Мариэтта Чудакова предполагает, что Сталин решил позвонить Булгакову, потому что после самоубийства Маяковского отъезд еще одного писателя за границу вызвал бы массу вопросов. Михаил Булгаков не раз анализировал все детали этого неожиданного разговора со Сталиным, который он связал со смертью поэта. Самоубийство произошло в первый день Страстной недели. Именно в этот период происходят события, связанные со страданиями и смертью Иешуа и историей «жестокого пятого прокуратора Иудеи, всадника Понтия Пилата», рассказанные Булгаковым в «Мастере и Маргарите». После звонка Сталина у писателя родилась идея ввести в его роман о похождениях сатаны в Москве историю Мастера (альтер-эго Булгакова, а, может быть, также и Маяковского).

Наступил 1936 год. В течение десяти лет ни одно произведение Булгакова не поступило в библиотеки или в театры. Но его судьба отверженного еще была завидной по сравнению с корифеями режима: с конца лета дня не проходило без известий о казнях, об арестах, загадочных исчезновениях или самоубийствах дотоле всесильных коммунистических деятелей. Многие из них обвиняли Булгакова в ностальгии по старому режиму и старались его уничтожить, но их печальная судьба в эпоху сталинского каннибализма не могла радовать писателя. Число доносов стремительно росло. Странные личности под разными предлогами проникали и в квартиру Булгакова и рылись в его имуществе. 12 ноября 1937 года в дневнике жены писателя впервые появилось название великого романа, которое уже больше не менялось: «Мастер и Маргарита». Той осенью Булгаков настойчиво искал выход из жизненного и литературного тупика. Он решил завершить свой роман, который считал своим самым важным литературным произведением. Кажется, предчувствие близкого конца (ему оставалось менее двух лет жизни) заставляло его работать без передышки. В ночь с 22 по 23 мая 1938 года роман был закончен.

....

● Порядок выполнения:
Перепишите приведенный выше фрагмент о Булгакове и романе «Мастер и Маргарита» целиком, не изменяя в нем ни слова.

....

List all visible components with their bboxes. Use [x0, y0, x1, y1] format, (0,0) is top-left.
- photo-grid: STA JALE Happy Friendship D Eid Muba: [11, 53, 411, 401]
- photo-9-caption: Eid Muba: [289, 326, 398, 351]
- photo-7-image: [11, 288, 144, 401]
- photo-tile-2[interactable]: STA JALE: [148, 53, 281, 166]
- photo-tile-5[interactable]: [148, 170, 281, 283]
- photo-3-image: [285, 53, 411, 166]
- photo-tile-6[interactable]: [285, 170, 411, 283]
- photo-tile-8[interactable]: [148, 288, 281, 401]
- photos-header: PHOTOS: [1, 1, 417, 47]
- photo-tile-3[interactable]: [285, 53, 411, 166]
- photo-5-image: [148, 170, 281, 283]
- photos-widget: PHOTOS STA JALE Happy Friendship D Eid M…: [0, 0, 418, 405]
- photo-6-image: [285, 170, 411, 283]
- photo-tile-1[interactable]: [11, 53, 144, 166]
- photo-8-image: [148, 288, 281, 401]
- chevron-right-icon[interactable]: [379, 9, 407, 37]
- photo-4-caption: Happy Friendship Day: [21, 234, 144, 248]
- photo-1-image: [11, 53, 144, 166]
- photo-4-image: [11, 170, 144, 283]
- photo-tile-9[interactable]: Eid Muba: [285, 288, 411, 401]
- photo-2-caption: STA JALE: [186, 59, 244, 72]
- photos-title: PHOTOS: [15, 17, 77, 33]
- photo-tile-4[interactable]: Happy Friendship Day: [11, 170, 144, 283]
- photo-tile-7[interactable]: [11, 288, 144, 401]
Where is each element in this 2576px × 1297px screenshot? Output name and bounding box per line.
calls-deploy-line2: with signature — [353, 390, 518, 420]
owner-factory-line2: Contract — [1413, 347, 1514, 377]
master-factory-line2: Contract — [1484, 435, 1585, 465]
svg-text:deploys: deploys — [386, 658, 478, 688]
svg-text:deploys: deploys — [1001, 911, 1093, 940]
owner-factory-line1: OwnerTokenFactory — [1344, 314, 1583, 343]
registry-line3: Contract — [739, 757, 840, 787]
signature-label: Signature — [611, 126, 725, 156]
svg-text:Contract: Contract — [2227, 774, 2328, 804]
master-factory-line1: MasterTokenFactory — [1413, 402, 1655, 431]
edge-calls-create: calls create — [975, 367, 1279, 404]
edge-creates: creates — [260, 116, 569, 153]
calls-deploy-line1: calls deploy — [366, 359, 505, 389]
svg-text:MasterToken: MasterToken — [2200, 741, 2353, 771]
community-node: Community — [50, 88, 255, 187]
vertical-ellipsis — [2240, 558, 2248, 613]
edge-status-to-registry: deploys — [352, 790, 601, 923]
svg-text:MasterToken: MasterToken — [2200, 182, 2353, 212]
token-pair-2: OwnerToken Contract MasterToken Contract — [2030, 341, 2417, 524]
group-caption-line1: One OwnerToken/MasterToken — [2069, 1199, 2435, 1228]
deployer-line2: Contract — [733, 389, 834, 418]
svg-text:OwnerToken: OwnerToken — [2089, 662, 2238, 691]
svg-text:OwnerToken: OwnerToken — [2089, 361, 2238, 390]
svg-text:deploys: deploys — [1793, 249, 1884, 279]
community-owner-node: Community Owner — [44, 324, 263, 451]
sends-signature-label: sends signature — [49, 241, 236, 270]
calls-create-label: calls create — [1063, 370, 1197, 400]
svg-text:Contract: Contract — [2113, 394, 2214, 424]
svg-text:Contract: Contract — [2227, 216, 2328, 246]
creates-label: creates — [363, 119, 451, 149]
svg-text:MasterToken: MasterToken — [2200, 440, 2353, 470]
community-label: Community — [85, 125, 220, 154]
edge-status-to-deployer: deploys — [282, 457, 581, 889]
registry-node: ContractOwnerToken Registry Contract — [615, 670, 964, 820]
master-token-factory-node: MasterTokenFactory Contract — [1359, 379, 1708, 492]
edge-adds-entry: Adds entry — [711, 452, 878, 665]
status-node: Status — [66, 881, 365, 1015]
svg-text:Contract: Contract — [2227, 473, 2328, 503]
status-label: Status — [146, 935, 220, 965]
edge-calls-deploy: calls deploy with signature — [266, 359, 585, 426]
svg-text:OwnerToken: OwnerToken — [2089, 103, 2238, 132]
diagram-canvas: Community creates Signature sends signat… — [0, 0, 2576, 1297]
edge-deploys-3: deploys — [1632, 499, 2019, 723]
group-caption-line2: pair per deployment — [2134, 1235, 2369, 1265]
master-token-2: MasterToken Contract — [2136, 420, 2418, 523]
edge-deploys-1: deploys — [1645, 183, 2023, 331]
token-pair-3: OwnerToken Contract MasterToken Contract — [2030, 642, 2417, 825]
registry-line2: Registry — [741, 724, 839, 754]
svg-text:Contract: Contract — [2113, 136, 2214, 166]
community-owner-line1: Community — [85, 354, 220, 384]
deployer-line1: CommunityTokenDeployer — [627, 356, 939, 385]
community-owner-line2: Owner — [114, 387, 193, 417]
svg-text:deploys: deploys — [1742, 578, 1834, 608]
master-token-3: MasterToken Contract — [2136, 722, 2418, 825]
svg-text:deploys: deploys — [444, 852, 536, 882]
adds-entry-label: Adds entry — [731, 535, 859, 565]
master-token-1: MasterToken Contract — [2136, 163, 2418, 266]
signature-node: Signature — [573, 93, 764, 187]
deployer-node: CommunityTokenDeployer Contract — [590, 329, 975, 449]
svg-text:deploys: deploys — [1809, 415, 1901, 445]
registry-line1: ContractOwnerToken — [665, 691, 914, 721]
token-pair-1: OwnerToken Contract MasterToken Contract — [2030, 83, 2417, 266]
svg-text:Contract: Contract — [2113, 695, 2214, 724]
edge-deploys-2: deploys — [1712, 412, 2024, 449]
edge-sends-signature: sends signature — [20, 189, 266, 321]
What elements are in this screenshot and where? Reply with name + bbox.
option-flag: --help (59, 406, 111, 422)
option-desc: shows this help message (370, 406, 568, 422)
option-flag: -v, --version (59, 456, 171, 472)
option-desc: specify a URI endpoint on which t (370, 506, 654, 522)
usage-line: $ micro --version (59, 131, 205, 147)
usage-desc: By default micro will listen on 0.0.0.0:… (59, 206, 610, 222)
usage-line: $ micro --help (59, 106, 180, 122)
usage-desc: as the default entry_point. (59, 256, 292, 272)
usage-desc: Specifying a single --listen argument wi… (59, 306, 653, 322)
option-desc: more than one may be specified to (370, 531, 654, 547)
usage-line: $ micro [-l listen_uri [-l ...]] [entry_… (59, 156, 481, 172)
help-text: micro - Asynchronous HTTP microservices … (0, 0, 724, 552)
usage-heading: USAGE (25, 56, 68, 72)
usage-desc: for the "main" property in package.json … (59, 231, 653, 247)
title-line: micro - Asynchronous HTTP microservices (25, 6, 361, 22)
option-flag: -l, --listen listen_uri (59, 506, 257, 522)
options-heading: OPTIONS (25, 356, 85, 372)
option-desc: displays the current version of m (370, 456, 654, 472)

....

● Результат выполнения:
Мариэтта Чудакова предполагает, что Сталин решил позвонить Булгакову, потому что после самоубийства Маяковского отъезд еще одного писателя за границу вызвал бы массу вопросов. Михаил Булгаков не раз анализировал все детали этого неожиданного разговора со Сталиным, который он связал со смертью поэта. Самоубийство произошло в первый день Страстной недели. Именно в этот период происходят события, связанные со страданиями и смертью Иешуа и историей «жестокого пятого прокуратора Иудеи, всадника Понтия Пилата», рассказанные Булгаковым в «Мастере и Маргарите». После звонка Сталина у писателя родилась идея ввести в его роман о похождениях сатаны в Москве историю Мастера (альтер-эго Булгакова, а, может быть, также и Маяковского).

Наступил 1936 год. В течение десяти лет ни одно произведение Булгакова не поступило в библиотеки или в театры. Но его судьба отверженного еще была завидной по сравнению с корифеями режима: с конца лета дня не проходило без известий о казнях, об арестах, загадочных исчезновениях или самоубийствах дотоле всесильных коммунистических деятелей. Многие из них обвиняли Булгакова в ностальгии по старому режиму и старались его уничтожить, но их печальная судьба в эпоху сталинского каннибализма не могла радовать писателя. Число доносов стремительно росло. Странные личности под разными предлогами проникали и в квартиру Булгакова и рылись в его имуществе. 12 ноября 1937 года в дневнике жены писателя впервые появилось название великого романа, которое уже больше не менялось: «Мастер и Маргарита». Той осенью Булгаков настойчиво искал выход из жизненного и литературного тупика. Он решил завершить свой роман, который считал своим самым важным литературным произведением. Кажется, предчувствие близкого конца (ему оставалось менее двух лет жизни) заставляло его работать без передышки. В ночь с 22 по 23 мая 1938 года роман был закончен.